Go over the listing below line by line and tally those containing "варенья". Give only the tally.

- _DATASET_
-- START --
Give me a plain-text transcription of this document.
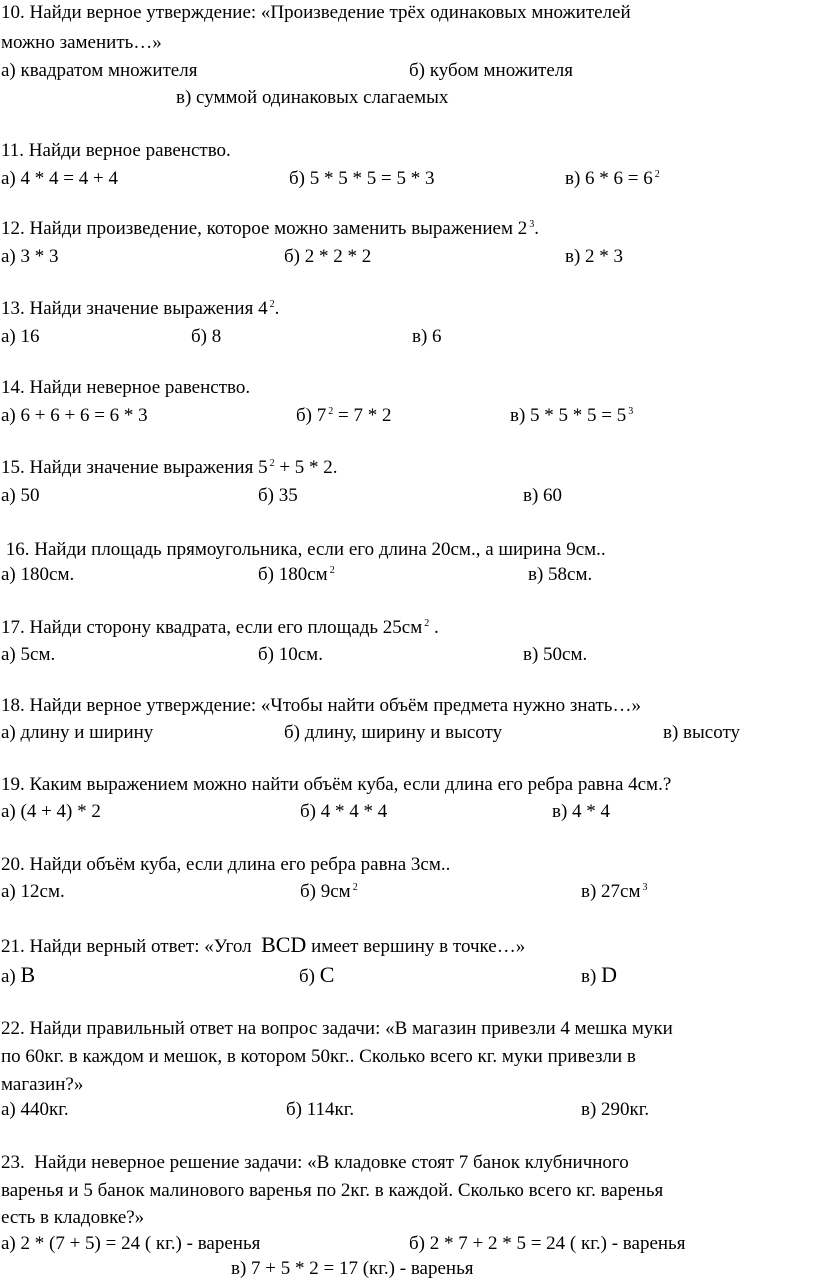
10. Найди верное утверждение: «Произведение трёх одинаковых множителей
можно заменить…»
а) квадратом множителя	б) кубом множителя
в) суммой одинаковых слагаемых
11. Найди верное равенство.
а) 4 * 4 = 4 + 4	б) 5 * 5 * 5 = 5 * 3	в) 6 * 6 = 6 $^2$
12. Найди произведение, которое можно заменить выражением 2 $^3$.
а) 3 * 3	б) 2 * 2 * 2	в) 2 * 3
13. Найди значение выражения 4 $^2$.
а) 16	б) 8	в) 6
14. Найди неверное равенство.
а) 6 + 6 + 6 = 6 * 3	б) 7 $^2$ = 7 * 2	в) 5 * 5 * 5 = 5 $^3$
15. Найди значение выражения 5 $^2$ + 5 * 2.
а) 50	б) 35	в) 60
16. Найди площадь прямоугольника, если его длина 20см., а ширина 9см..
а) 180см.	б) 180см $^2$	в) 58см.
17. Найди сторону квадрата, если его площадь 25см $^2$ .
а) 5см.	б) 10см.	в) 50см.
18. Найди верное утверждение: «Чтобы найти объём предмета нужно знать…»
а) длину и ширину	б) длину, ширину и высоту	в) высоту
19. Каким выражением можно найти объём куба, если длина его ребра равна 4см.?
а) (4 + 4) * 2	б) 4 * 4 * 4	в) 4 * 4
20. Найди объём куба, если длина его ребра равна 3см..
а) 12см.	б) 9см $^2$	в) 27см $^3$
21. Найди верный ответ: «Угол  BCD имеет вершину в точке…»
а) B	б) C	в) D
22. Найди правильный ответ на вопрос задачи: «В магазин привезли 4 мешка муки
по 60кг. в каждом и мешок, в котором 50кг.. Сколько всего кг. муки привезли в
магазин?»
а) 440кг.	б) 114кг.	в) 290кг.
23.  Найди неверное решение задачи: «В кладовке стоят 7 банок клубничного
варенья и 5 банок малинового варенья по 2кг. в каждой. Сколько всего кг. варенья
есть в кладовке?»
а) 2 * (7 + 5) = 24 ( кг.) - варенья	б) 2 * 7 + 2 * 5 = 24 ( кг.) - варенья
в) 7 + 5 * 2 = 17 (кг.) - варенья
-- END --
- _FULL OUTPUT_
3